» What you have to do
From the entries below, copy out every line with "background" in it.

» Material supplied
⟨

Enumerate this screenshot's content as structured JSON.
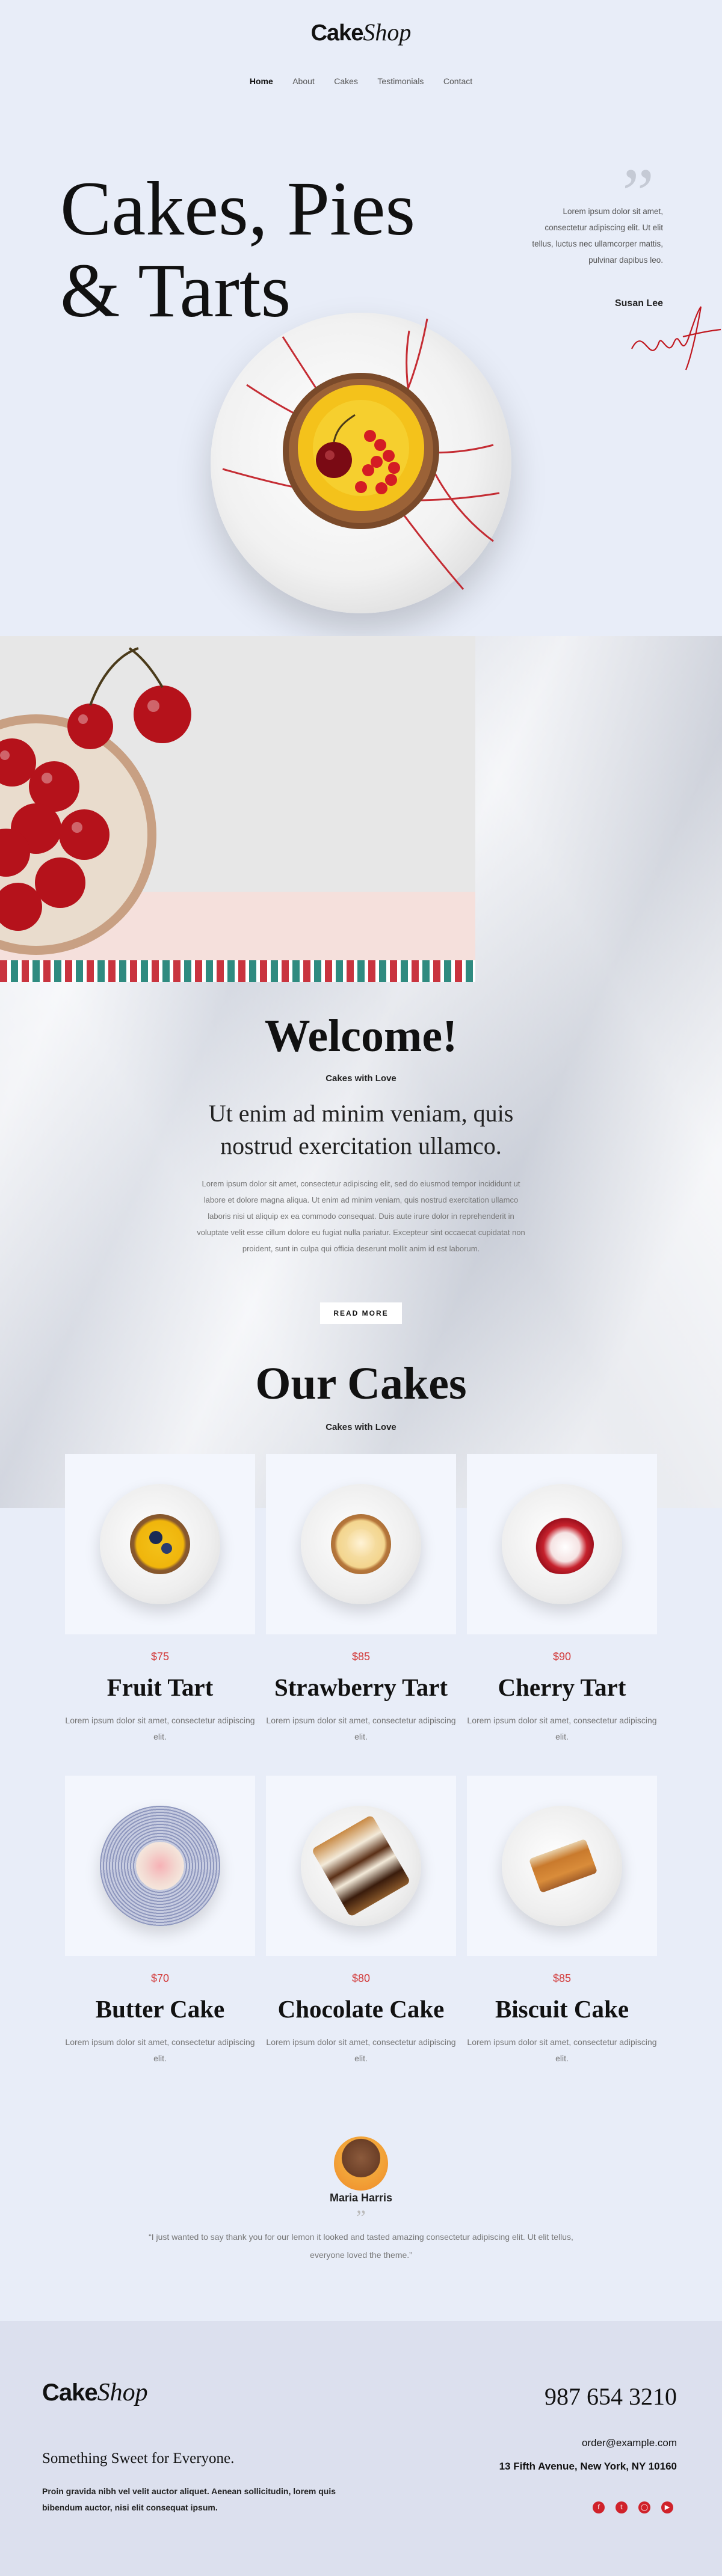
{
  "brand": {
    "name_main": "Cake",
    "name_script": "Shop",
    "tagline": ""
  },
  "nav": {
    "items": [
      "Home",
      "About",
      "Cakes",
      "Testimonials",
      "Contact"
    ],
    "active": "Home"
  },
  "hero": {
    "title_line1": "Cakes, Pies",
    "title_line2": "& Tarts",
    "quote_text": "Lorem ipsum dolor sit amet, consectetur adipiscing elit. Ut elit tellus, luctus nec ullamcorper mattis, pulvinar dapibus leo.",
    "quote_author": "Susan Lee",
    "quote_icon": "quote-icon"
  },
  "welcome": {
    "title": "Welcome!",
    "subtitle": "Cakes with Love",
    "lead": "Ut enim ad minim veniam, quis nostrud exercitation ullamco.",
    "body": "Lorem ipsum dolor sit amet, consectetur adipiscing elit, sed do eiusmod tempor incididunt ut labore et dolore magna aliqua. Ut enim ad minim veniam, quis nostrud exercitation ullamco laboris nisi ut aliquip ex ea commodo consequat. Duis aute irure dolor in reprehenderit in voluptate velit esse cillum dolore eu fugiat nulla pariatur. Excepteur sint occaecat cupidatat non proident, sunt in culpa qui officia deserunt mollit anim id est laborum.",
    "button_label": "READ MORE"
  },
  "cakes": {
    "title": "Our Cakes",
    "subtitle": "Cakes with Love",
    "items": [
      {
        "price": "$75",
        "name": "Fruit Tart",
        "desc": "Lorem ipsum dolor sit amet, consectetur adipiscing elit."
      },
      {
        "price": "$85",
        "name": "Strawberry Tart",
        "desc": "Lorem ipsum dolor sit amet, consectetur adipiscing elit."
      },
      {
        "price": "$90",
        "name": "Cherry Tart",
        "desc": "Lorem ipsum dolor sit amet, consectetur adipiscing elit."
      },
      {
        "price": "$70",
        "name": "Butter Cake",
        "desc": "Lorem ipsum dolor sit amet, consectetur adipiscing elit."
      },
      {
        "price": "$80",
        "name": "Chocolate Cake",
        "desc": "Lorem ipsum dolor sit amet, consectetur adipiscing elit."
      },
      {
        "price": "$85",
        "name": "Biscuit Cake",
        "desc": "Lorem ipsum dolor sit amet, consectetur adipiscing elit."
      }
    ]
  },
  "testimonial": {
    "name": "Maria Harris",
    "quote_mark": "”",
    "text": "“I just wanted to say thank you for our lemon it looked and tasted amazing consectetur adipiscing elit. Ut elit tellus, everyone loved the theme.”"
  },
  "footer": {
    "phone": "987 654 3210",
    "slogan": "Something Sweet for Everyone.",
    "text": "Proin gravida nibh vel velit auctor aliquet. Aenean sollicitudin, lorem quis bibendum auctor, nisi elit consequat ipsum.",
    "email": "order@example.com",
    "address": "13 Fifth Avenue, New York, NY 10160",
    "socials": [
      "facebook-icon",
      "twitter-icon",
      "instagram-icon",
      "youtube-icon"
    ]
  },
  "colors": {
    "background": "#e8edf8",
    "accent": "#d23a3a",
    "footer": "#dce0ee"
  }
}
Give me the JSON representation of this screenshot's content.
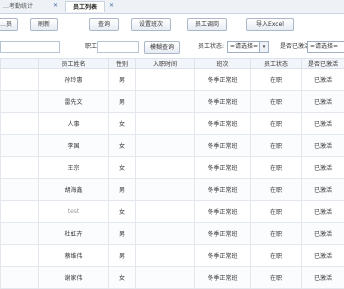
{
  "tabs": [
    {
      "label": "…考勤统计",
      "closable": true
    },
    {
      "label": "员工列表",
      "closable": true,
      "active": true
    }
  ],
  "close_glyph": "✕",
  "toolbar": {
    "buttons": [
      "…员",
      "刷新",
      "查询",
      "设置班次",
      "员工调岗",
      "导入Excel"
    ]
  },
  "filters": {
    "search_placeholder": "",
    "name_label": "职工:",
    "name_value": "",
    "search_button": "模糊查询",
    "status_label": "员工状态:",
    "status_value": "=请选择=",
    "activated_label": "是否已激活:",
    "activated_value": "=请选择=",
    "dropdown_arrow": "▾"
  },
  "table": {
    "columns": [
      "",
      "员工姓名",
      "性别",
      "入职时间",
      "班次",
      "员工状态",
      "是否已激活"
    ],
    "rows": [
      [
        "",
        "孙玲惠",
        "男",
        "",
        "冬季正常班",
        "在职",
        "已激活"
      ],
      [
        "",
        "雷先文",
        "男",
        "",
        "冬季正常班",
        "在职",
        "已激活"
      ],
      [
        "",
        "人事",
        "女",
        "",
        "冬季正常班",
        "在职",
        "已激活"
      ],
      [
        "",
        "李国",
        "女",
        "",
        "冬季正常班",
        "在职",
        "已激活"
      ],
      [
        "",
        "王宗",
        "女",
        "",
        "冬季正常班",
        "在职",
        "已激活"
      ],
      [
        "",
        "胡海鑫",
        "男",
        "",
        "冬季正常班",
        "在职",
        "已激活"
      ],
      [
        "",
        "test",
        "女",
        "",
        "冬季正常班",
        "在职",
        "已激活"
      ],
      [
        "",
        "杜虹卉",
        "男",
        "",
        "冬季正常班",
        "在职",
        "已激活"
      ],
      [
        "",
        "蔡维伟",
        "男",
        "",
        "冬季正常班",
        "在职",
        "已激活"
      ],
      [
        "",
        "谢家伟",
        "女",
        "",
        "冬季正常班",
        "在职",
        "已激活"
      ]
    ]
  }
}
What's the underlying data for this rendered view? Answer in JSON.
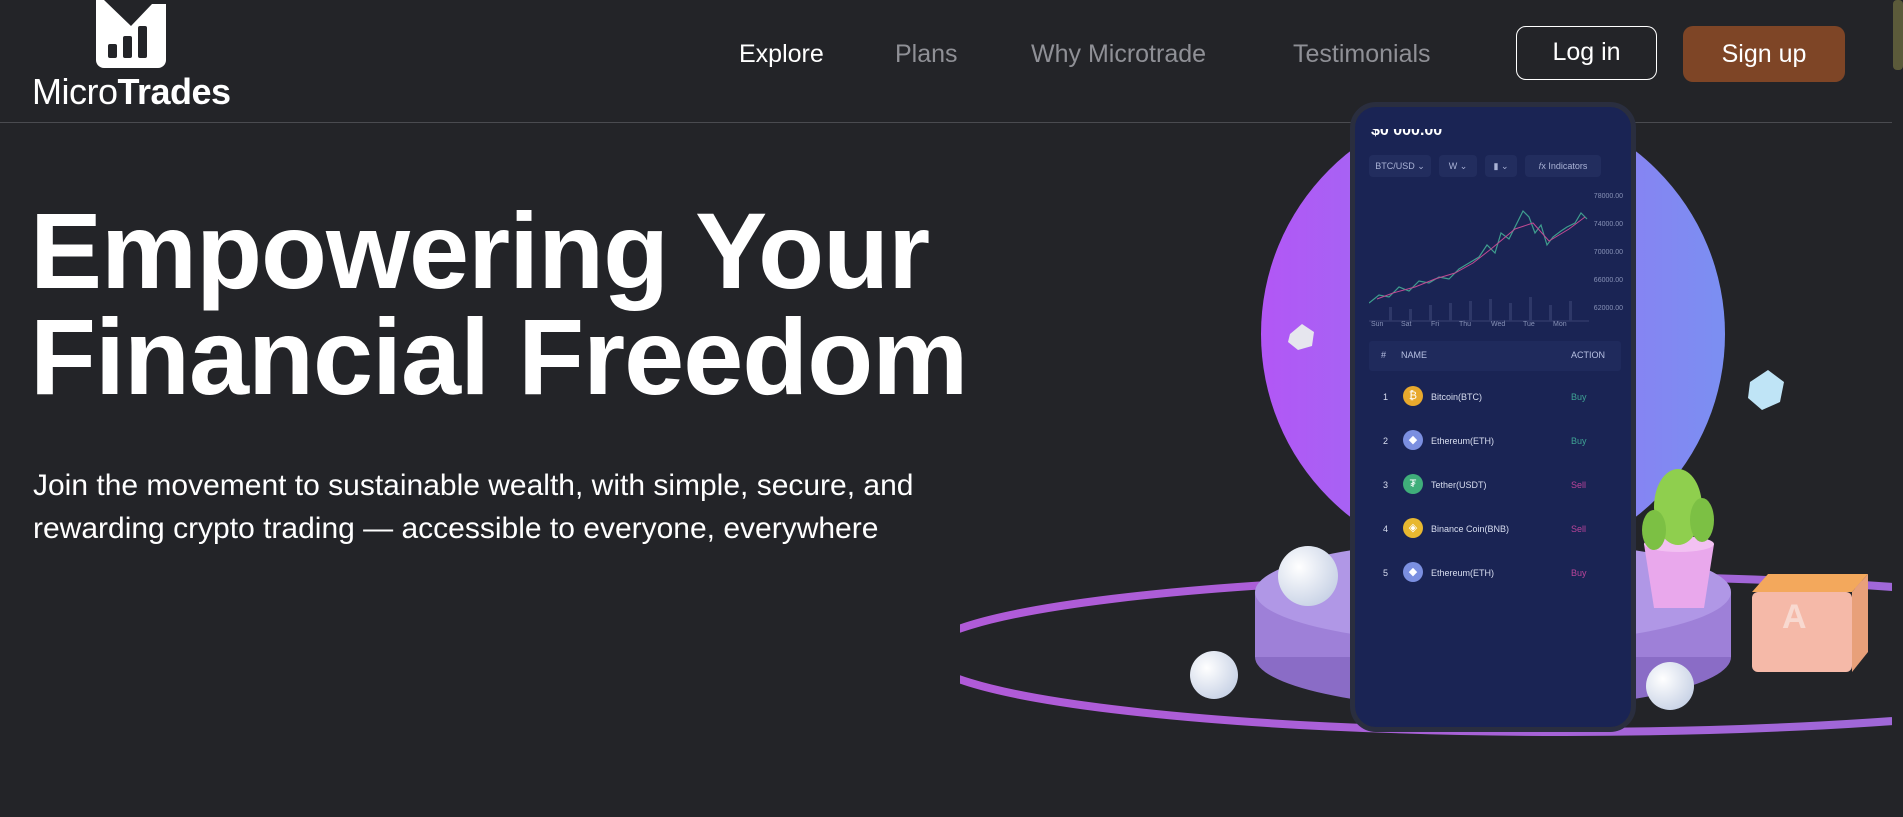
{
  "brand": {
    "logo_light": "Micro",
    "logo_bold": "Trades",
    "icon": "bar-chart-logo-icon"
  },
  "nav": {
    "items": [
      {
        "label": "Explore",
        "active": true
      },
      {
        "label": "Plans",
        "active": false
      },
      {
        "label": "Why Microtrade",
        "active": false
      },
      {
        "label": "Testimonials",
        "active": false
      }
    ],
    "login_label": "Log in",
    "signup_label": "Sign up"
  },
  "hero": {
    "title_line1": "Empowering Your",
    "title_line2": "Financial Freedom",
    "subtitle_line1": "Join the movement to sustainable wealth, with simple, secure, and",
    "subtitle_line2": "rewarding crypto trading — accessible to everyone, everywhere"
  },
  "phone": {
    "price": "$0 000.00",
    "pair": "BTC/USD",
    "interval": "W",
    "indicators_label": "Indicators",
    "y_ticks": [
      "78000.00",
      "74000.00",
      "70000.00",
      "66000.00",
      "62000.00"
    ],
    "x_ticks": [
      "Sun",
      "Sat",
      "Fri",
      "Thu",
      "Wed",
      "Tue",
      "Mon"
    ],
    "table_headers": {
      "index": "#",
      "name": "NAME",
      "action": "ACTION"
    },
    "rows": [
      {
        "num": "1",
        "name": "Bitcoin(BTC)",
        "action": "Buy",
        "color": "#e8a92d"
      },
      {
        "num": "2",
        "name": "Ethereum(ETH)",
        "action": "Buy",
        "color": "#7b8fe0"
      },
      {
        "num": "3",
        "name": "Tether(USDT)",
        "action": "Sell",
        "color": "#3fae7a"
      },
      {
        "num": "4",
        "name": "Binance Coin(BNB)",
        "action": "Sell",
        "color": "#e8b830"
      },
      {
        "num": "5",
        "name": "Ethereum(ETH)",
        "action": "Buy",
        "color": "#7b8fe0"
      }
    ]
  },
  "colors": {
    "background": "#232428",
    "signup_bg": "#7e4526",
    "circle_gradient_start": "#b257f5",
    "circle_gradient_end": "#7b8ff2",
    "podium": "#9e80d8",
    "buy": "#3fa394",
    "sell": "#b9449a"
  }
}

⟩

» Answer to the problem
    "background": "#e8edf8",
    "background": "#232428",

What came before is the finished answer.